§ Required work:
Identify all lines below that hold "bedding" and collect them.
(Data shown Opens)
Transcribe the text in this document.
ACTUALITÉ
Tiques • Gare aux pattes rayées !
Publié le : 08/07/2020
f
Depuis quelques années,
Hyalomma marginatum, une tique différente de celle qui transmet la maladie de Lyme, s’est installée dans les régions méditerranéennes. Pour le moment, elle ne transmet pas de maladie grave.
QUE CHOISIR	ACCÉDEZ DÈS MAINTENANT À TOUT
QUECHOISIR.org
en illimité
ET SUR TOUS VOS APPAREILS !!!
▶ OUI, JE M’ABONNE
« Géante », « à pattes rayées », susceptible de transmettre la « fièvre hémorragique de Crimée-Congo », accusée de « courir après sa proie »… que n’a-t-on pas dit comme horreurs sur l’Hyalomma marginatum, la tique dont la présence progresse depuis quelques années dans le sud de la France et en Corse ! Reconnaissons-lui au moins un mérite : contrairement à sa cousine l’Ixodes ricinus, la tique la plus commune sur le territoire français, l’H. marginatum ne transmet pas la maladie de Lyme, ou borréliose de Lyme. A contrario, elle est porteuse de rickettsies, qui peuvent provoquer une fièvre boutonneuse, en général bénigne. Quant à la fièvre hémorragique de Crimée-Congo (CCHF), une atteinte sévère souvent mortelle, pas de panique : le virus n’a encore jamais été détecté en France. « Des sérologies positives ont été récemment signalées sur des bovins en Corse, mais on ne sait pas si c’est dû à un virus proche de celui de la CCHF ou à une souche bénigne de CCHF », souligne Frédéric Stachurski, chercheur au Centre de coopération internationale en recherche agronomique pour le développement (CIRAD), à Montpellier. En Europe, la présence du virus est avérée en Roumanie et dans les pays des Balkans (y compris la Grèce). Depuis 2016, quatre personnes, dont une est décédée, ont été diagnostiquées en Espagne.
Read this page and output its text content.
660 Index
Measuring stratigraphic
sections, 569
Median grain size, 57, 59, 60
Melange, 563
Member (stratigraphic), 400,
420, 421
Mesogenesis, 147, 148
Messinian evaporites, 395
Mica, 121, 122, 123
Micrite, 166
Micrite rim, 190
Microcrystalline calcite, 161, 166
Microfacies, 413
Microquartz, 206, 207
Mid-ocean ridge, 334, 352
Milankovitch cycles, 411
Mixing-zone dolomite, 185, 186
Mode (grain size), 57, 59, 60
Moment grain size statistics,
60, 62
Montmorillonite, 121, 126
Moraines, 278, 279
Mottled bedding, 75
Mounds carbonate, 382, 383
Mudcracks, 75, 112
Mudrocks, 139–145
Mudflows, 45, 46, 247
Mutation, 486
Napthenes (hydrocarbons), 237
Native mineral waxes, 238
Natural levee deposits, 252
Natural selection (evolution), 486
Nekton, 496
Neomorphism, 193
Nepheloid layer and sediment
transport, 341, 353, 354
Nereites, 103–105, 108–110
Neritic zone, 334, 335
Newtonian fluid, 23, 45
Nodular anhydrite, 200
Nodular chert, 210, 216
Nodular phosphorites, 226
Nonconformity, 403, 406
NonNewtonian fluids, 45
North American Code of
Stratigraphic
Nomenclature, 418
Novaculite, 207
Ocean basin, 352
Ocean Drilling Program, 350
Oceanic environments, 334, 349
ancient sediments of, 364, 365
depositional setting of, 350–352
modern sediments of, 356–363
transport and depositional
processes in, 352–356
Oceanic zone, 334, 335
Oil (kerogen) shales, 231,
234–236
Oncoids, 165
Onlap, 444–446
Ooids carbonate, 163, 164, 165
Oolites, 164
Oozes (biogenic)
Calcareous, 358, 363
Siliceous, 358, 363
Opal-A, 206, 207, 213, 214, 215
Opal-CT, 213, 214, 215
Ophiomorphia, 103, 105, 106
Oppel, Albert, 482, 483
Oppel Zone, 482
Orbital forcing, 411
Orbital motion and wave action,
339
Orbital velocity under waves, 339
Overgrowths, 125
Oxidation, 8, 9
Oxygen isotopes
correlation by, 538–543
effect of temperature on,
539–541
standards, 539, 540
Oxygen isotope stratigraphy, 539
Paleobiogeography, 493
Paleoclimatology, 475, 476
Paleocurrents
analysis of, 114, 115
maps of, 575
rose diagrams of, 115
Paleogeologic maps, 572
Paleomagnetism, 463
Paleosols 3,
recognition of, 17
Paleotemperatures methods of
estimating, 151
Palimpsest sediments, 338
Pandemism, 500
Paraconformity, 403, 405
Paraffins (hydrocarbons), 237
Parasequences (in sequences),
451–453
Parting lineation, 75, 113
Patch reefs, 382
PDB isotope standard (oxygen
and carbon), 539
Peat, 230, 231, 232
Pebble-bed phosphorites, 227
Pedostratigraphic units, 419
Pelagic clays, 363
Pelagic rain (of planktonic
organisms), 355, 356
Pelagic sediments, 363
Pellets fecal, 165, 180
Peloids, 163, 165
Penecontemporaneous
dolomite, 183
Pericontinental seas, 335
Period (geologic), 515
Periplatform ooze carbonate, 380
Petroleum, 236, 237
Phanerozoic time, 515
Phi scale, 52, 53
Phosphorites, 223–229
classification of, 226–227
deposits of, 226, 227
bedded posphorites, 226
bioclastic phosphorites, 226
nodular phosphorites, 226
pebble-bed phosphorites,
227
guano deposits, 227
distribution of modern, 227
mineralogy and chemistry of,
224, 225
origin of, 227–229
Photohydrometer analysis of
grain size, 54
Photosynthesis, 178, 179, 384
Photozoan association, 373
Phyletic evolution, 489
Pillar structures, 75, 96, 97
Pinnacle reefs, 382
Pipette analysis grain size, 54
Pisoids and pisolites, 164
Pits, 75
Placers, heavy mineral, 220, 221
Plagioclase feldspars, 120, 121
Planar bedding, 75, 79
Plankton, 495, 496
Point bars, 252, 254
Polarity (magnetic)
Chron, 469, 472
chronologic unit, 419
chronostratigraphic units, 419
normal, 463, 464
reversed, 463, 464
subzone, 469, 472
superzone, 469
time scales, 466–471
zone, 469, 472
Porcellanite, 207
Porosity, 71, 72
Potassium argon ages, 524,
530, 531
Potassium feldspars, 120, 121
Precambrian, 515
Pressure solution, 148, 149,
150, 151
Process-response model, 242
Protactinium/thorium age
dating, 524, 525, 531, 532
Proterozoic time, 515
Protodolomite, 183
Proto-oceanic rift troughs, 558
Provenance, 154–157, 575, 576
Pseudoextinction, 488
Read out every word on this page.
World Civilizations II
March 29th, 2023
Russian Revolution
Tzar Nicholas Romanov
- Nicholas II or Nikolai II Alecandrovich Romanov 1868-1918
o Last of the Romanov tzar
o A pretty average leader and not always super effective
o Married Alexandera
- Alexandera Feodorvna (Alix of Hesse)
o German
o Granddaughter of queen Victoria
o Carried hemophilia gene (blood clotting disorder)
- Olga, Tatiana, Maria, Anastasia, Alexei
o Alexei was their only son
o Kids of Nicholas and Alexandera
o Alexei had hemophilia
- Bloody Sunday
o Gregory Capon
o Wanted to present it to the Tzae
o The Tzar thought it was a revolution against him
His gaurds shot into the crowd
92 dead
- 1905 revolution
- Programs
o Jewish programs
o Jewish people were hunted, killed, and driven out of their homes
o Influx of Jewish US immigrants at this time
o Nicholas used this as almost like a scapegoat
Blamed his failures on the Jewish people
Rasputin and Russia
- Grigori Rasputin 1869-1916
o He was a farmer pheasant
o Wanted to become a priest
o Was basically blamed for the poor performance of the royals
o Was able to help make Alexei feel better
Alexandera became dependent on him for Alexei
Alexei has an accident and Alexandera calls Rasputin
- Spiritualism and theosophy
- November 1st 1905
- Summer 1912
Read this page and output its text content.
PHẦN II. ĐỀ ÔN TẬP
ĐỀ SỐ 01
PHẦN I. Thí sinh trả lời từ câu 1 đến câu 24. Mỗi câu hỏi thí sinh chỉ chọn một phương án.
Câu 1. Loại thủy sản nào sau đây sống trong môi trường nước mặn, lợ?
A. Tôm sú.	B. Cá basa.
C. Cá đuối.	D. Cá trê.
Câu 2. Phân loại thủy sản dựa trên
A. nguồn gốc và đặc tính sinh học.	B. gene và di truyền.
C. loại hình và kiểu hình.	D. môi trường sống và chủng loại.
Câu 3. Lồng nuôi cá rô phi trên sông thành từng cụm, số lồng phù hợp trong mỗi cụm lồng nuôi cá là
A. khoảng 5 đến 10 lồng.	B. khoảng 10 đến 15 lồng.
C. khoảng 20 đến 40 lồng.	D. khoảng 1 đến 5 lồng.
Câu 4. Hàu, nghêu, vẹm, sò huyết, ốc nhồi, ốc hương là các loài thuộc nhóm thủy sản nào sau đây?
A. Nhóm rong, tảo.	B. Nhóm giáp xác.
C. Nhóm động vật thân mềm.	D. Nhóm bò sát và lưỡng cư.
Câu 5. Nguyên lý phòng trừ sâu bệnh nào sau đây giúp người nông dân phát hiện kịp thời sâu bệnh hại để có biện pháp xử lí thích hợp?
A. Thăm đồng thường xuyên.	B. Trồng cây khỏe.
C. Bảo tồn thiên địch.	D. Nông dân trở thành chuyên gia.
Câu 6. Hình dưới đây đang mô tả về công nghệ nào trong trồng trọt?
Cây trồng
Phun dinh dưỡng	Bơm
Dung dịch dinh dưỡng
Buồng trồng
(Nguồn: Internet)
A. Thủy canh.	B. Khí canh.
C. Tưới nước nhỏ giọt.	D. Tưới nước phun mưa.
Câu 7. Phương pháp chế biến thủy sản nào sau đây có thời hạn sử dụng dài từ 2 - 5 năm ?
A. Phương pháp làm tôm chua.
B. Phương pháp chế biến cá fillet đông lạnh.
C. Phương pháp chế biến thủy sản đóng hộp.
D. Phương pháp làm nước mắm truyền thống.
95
(Data shown Closes)
§ The completed task:
Mottled bedding, 75
Planar bedding, 75, 79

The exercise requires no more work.